§ **Work to be completed**: Produce an exact transcription of the listing below, omitting the pictures.

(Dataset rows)

--- START ---

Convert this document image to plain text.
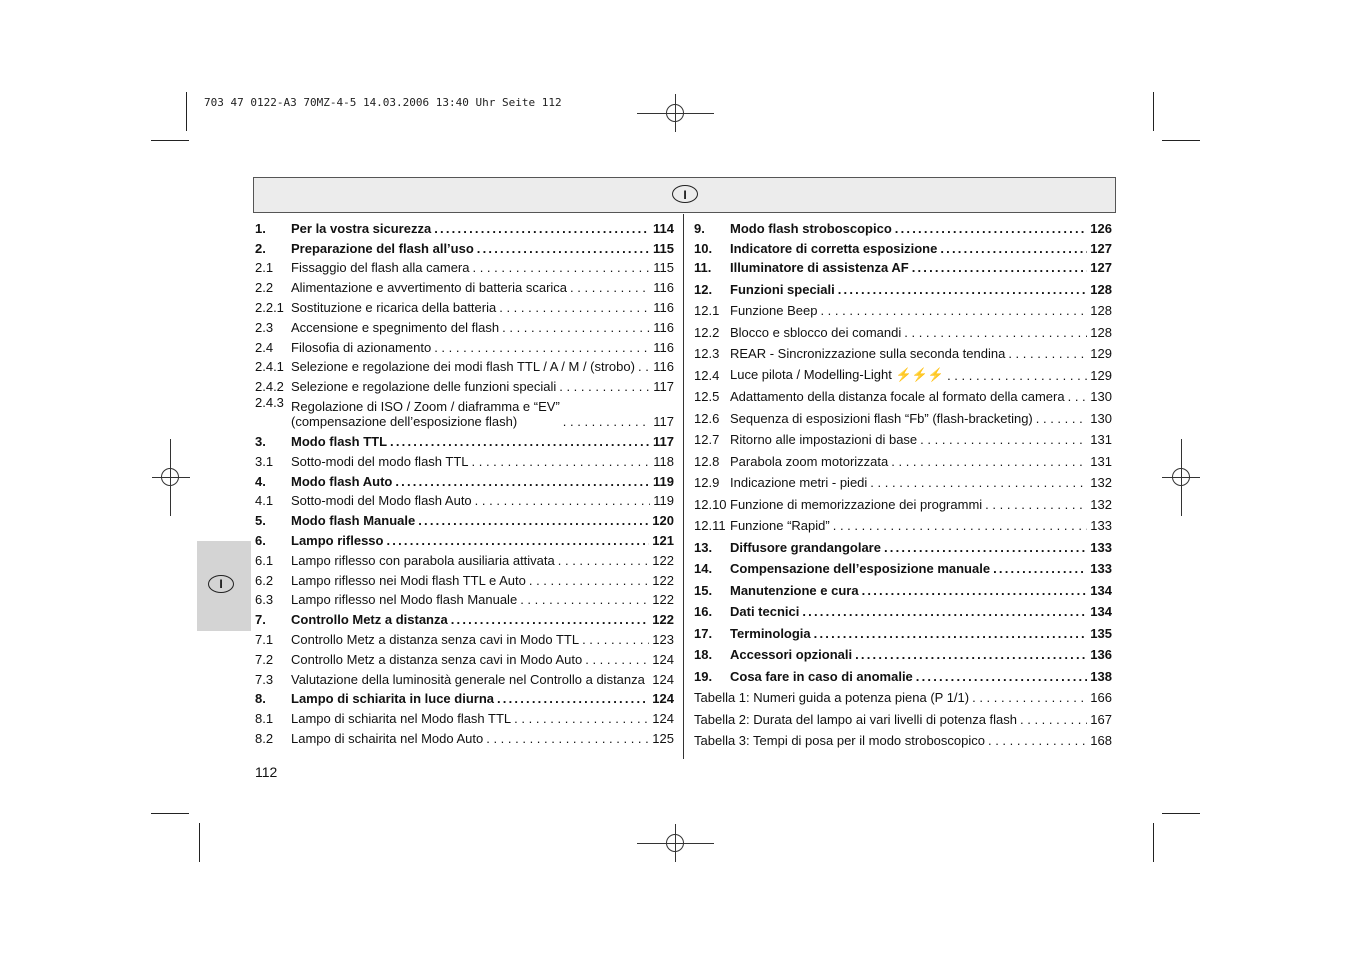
703 47 0122-A3 70MZ-4-5 14.03.2006 13:40 Uhr Seite 112
I
I
1.	Per la vostra sicurezza .....	114
2.	Preparazione del flash all’uso .....	115
2.1	Fissaggio del flash alla camera . . .	115
2.2	Alimentazione e avvertimento di batteria scarica . . .	116
2.2.1 Sostituzione e ricarica della batteria . . .	116
2.3	Accensione e spegnimento del flash . . .	116
2.4	Filosofia di azionamento . . .	116
2.4.1 Selezione e regolazione dei modi flash TTL / A / M / (strobo) . . . 116
2.4.2 Selezione e regolazione delle funzioni speciali . . .	117
2.4.3 Regolazione di ISO / Zoom / diaframma e “EV”
(compensazione dell’esposizione flash) . . .	117
3.	Modo flash TTL .....	117
3.1	Sotto-modi del modo flash TTL . . .	118
4.	Modo flash Auto .....	119
4.1	Sotto-modi del Modo flash Auto . . .	119
5.	Modo flash Manuale .....	120
6.	Lampo riflesso .....	121
6.1	Lampo riflesso con parabola ausiliaria attivata . . .	122
6.2	Lampo riflesso nei Modi flash TTL e Auto . . .	122
6.3	Lampo riflesso nel Modo flash Manuale . . .	122
7.	Controllo Metz a distanza .....	122
7.1	Controllo Metz a distanza senza cavi in Modo TTL . . .	123
7.2	Controllo Metz a distanza senza cavi in Modo Auto . . .	124
7.3	Valutazione della luminosità generale nel Controllo a distanza . . . 124
8.	Lampo di schiarita in luce diurna .....	124
8.1	Lampo di schiarita nel Modo flash TTL . . .	124
8.2	Lampo di schairita nel Modo Auto . . .	125
9.	Modo flash stroboscopico .....	126
10.	Indicatore di corretta esposizione .....	127
11.	Illuminatore di assistenza AF .....	127
12.	Funzioni speciali .....	128
12.1 Funzione Beep . . .	128
12.2 Blocco e sblocco dei comandi . . .	128
12.3 REAR - Sincronizzazione sulla seconda tendina . . .	129
12.4 Luce pilota / Modelling-Light ⚡⚡⚡ . . .	129
12.5 Adattamento della distanza focale al formato della camera . . . 130
12.6 Sequenza di esposizioni flash “Fb” (flash-bracketing) . . .	130
12.7 Ritorno alle impostazioni di base . . .	131
12.8 Parabola zoom motorizzata . . .	131
12.9 Indicazione metri - piedi . . .	132
12.10 Funzione di memorizzazione dei programmi . . .	132
12.11 Funzione “Rapid” . . .	133
13.	Diffusore grandangolare .....	133
14.	Compensazione dell’esposizione manuale .....	133
15.	Manutenzione e cura .....	134
16.	Dati tecnici .....	134
17.	Terminologia .....	135
18.	Accessori opzionali .....	136
19.	Cosa fare in caso di anomalie .....	138
Tabella 1: Numeri guida a potenza piena (P 1/1) . . .	166
Tabella 2: Durata del lampo ai vari livelli di potenza flash . . .	167
Tabella 3: Tempi di posa per il modo stroboscopico . . .	168
112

--- END ---

§ **Answer to this exercise**:
Convert this document image to plain text.
703 47 0122-A3 70MZ-4-5 14.03.2006 13:40 Uhr Seite 112
I
I
1.	Per la vostra sicurezza .....	114
2.	Preparazione del flash all’uso .....	115
2.1	Fissaggio del flash alla camera . . .	115
2.2	Alimentazione e avvertimento di batteria scarica . . .	116
2.2.1 Sostituzione e ricarica della batteria . . .	116
2.3	Accensione e spegnimento del flash . . .	116
2.4	Filosofia di azionamento . . .	116
2.4.1 Selezione e regolazione dei modi flash TTL / A / M / (strobo) . . . 116
2.4.2 Selezione e regolazione delle funzioni speciali . . .	117
2.4.3 Regolazione di ISO / Zoom / diaframma e “EV”
(compensazione dell’esposizione flash) . . .	117
3.	Modo flash TTL .....	117
3.1	Sotto-modi del modo flash TTL . . .	118
4.	Modo flash Auto .....	119
4.1	Sotto-modi del Modo flash Auto . . .	119
5.	Modo flash Manuale .....	120
6.	Lampo riflesso .....	121
6.1	Lampo riflesso con parabola ausiliaria attivata . . .	122
6.2	Lampo riflesso nei Modi flash TTL e Auto . . .	122
6.3	Lampo riflesso nel Modo flash Manuale . . .	122
7.	Controllo Metz a distanza .....	122
7.1	Controllo Metz a distanza senza cavi in Modo TTL . . .	123
7.2	Controllo Metz a distanza senza cavi in Modo Auto . . .	124
7.3	Valutazione della luminosità generale nel Controllo a distanza . . . 124
8.	Lampo di schiarita in luce diurna .....	124
8.1	Lampo di schiarita nel Modo flash TTL . . .	124
8.2	Lampo di schairita nel Modo Auto . . .	125
9.	Modo flash stroboscopico .....	126
10.	Indicatore di corretta esposizione .....	127
11.	Illuminatore di assistenza AF .....	127
12.	Funzioni speciali .....	128
12.1 Funzione Beep . . .	128
12.2 Blocco e sblocco dei comandi . . .	128
12.3 REAR - Sincronizzazione sulla seconda tendina . . .	129
12.4 Luce pilota / Modelling-Light ⚡⚡⚡ . . .	129
12.5 Adattamento della distanza focale al formato della camera . . . 130
12.6 Sequenza di esposizioni flash “Fb” (flash-bracketing) . . .	130
12.7 Ritorno alle impostazioni di base . . .	131
12.8 Parabola zoom motorizzata . . .	131
12.9 Indicazione metri - piedi . . .	132
12.10 Funzione di memorizzazione dei programmi . . .	132
12.11 Funzione “Rapid” . . .	133
13.	Diffusore grandangolare .....	133
14.	Compensazione dell’esposizione manuale .....	133
15.	Manutenzione e cura .....	134
16.	Dati tecnici .....	134
17.	Terminologia .....	135
18.	Accessori opzionali .....	136
19.	Cosa fare in caso di anomalie .....	138
Tabella 1: Numeri guida a potenza piena (P 1/1) . . .	166
Tabella 2: Durata del lampo ai vari livelli di potenza flash . . .	167
Tabella 3: Tempi di posa per il modo stroboscopico . . .	168
112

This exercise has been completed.